§ THE EXERCISE:
Express the lines from the first one through the line containing "y-tick-label-base: 10 bbox=[32, 146, 44, 158]", inclusive, as a JSON list of strings with one string per line, leaving out blank lines.

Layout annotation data

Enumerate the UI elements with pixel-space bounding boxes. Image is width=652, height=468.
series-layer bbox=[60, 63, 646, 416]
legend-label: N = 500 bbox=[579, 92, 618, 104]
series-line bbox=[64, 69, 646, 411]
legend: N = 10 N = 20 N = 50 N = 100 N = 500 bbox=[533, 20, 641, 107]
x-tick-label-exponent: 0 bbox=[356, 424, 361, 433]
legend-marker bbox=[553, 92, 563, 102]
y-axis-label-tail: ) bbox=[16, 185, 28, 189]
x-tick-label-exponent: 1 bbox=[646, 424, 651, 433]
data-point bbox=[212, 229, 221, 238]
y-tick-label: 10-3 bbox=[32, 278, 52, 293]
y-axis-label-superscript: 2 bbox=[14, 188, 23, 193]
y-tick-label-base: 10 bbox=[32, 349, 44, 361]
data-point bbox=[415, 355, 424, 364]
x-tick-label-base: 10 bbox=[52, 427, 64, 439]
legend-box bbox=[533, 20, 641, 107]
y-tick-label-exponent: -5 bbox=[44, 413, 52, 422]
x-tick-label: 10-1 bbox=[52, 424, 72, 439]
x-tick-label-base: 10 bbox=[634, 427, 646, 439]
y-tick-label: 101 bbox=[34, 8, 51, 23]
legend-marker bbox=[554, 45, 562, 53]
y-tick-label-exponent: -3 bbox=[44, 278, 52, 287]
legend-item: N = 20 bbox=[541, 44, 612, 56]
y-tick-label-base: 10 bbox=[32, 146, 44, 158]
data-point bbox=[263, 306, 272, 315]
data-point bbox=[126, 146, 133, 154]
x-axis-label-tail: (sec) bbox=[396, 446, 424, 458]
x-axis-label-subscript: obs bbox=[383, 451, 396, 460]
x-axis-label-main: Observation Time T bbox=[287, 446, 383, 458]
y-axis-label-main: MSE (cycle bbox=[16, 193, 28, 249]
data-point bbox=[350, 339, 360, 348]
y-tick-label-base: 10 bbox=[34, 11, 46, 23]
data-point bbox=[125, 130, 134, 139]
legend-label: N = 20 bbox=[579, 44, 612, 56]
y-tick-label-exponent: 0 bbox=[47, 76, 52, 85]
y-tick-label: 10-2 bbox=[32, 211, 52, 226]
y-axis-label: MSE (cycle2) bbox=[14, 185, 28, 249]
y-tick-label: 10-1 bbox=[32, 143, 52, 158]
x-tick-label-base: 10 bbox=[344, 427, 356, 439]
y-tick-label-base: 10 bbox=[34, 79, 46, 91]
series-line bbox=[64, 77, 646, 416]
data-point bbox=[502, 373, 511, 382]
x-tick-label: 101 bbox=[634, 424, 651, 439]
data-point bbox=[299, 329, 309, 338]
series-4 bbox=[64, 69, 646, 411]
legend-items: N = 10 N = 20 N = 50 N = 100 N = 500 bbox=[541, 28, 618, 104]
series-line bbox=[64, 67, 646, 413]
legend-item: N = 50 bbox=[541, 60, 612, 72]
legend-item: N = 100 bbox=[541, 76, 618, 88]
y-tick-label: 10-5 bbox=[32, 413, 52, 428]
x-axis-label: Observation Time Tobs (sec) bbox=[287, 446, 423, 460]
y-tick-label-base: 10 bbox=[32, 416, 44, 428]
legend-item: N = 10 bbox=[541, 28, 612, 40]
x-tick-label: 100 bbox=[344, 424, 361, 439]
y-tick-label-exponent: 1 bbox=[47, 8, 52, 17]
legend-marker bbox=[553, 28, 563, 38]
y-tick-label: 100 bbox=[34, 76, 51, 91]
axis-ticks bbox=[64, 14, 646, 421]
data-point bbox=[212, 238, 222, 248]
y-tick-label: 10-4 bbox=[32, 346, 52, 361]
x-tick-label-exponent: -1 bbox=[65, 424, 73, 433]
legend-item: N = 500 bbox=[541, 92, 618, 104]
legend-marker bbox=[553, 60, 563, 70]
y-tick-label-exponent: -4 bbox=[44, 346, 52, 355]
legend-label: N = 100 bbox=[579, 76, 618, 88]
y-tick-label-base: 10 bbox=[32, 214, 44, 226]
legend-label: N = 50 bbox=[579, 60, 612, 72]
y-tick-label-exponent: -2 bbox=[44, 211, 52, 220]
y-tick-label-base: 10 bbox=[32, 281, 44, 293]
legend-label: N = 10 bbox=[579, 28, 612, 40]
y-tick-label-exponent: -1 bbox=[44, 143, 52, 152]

§ REPLY:
[
  "Enumerate the UI elements with pixel-space bounding boxes. Image is width=652, height=468.",
  "series-layer bbox=[60, 63, 646, 416]",
  "legend-label: N = 500 bbox=[579, 92, 618, 104]",
  "series-line bbox=[64, 69, 646, 411]",
  "legend: N = 10 N = 20 N = 50 N = 100 N = 500 bbox=[533, 20, 641, 107]",
  "x-tick-label-exponent: 0 bbox=[356, 424, 361, 433]",
  "legend-marker bbox=[553, 92, 563, 102]",
  "y-axis-label-tail: ) bbox=[16, 185, 28, 189]",
  "x-tick-label-exponent: 1 bbox=[646, 424, 651, 433]",
  "data-point bbox=[212, 229, 221, 238]",
  "y-tick-label: 10-3 bbox=[32, 278, 52, 293]",
  "y-axis-label-superscript: 2 bbox=[14, 188, 23, 193]",
  "y-tick-label-base: 10 bbox=[32, 349, 44, 361]",
  "data-point bbox=[415, 355, 424, 364]",
  "x-tick-label-base: 10 bbox=[52, 427, 64, 439]",
  "legend-box bbox=[533, 20, 641, 107]",
  "y-tick-label-exponent: -5 bbox=[44, 413, 52, 422]",
  "x-tick-label: 10-1 bbox=[52, 424, 72, 439]",
  "x-tick-label-base: 10 bbox=[634, 427, 646, 439]",
  "y-tick-label: 101 bbox=[34, 8, 51, 23]",
  "legend-marker bbox=[554, 45, 562, 53]",
  "y-tick-label-exponent: -3 bbox=[44, 278, 52, 287]",
  "legend-item: N = 20 bbox=[541, 44, 612, 56]",
  "y-tick-label-base: 10 bbox=[32, 146, 44, 158]"
]